▶ Exercise goal:
Scan the listing below and copy every line holding "Отчет".

▶ Data for the task:
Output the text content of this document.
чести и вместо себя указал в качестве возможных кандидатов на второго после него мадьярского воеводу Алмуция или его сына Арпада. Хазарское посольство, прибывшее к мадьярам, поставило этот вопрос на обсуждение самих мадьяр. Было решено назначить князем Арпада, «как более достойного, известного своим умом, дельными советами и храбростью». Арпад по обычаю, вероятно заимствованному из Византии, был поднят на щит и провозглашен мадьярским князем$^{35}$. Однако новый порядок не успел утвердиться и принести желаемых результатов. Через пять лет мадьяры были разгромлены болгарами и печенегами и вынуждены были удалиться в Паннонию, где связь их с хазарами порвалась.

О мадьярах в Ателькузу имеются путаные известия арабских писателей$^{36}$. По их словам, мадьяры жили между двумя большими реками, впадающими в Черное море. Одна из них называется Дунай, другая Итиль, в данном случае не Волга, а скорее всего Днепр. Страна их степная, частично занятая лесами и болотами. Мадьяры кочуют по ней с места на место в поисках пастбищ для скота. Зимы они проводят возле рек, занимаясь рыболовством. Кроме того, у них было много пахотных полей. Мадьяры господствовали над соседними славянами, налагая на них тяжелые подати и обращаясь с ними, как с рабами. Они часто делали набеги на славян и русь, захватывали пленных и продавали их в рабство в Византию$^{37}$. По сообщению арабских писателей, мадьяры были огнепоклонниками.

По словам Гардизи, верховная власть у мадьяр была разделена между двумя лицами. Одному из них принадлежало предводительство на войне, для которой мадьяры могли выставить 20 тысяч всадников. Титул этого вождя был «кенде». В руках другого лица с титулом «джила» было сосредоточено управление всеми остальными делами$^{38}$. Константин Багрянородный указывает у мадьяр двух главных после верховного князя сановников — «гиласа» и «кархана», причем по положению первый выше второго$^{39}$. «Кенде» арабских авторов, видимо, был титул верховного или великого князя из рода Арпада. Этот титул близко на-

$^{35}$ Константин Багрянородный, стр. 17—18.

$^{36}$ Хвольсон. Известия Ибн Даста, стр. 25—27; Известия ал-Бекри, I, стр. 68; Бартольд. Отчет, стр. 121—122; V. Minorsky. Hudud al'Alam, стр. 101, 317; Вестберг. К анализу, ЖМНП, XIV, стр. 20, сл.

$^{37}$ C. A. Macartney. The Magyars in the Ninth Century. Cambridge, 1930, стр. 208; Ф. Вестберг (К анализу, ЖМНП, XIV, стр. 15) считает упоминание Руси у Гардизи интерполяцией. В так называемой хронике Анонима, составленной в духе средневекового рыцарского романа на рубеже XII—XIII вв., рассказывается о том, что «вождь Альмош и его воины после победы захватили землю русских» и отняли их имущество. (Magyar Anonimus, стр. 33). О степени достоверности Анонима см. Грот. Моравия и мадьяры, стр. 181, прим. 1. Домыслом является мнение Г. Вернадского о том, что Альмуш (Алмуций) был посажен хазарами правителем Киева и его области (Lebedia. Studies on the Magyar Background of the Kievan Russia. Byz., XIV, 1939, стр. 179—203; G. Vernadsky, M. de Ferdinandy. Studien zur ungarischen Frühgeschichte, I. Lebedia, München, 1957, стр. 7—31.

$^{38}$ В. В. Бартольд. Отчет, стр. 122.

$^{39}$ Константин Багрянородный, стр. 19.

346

▶ Exercise response:
$^{36}$ Хвольсон. Известия Ибн Даста, стр. 25—27; Известия ал-Бекри, I, стр. 68; Бартольд. Отчет, стр. 121—122; V. Minorsky. Hudud al'Alam, стр. 101, 317; Вестберг. К анализу, ЖМНП, XIV, стр. 20, сл.
$^{38}$ В. В. Бартольд. Отчет, стр. 122.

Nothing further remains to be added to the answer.